** BEGIN **

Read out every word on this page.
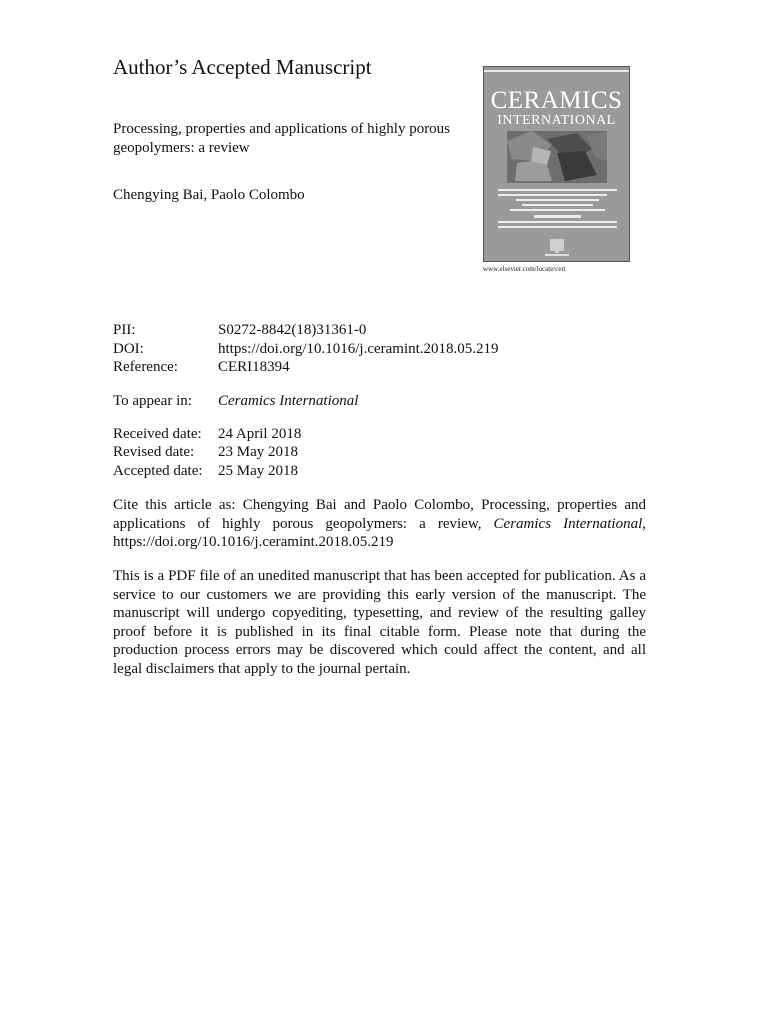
Author’s Accepted Manuscript
Processing, properties and applications of highly porous geopolymers: a review
Chengying Bai, Paolo Colombo
CERAMICS
INTERNATIONAL
www.elsevier.com/locate/ceri
PII:	S0272-8842(18)31361-0
DOI:	https://doi.org/10.1016/j.ceramint.2018.05.219
Reference:	CERI18394
To appear in: Ceramics International
Received date: 24 April 2018
Revised date: 23 May 2018
Accepted date: 25 May 2018
Cite this article as: Chengying Bai and Paolo Colombo, Processing, properties and applications of highly porous geopolymers: a review, Ceramics International, https://doi.org/10.1016/j.ceramint.2018.05.219
This is a PDF file of an unedited manuscript that has been accepted for publication. As a service to our customers we are providing this early version of the manuscript. The manuscript will undergo copyediting, typesetting, and review of the resulting galley proof before it is published in its final citable form. Please note that during the production process errors may be discovered which could affect the content, and all legal disclaimers that apply to the journal pertain.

** END **

● **Your goal**
Omit the pictures and give the material again, exactly and in full.

● **Task response**
Read out every word on this page.
Author’s Accepted Manuscript
Processing, properties and applications of highly porous geopolymers: a review
Chengying Bai, Paolo Colombo
CERAMICS
INTERNATIONAL
www.elsevier.com/locate/ceri
PII:	S0272-8842(18)31361-0
DOI:	https://doi.org/10.1016/j.ceramint.2018.05.219
Reference:	CERI18394
To appear in: Ceramics International
Received date: 24 April 2018
Revised date: 23 May 2018
Accepted date: 25 May 2018
Cite this article as: Chengying Bai and Paolo Colombo, Processing, properties and applications of highly porous geopolymers: a review, Ceramics International, https://doi.org/10.1016/j.ceramint.2018.05.219
This is a PDF file of an unedited manuscript that has been accepted for publication. As a service to our customers we are providing this early version of the manuscript. The manuscript will undergo copyediting, typesetting, and review of the resulting galley proof before it is published in its final citable form. Please note that during the production process errors may be discovered which could affect the content, and all legal disclaimers that apply to the journal pertain.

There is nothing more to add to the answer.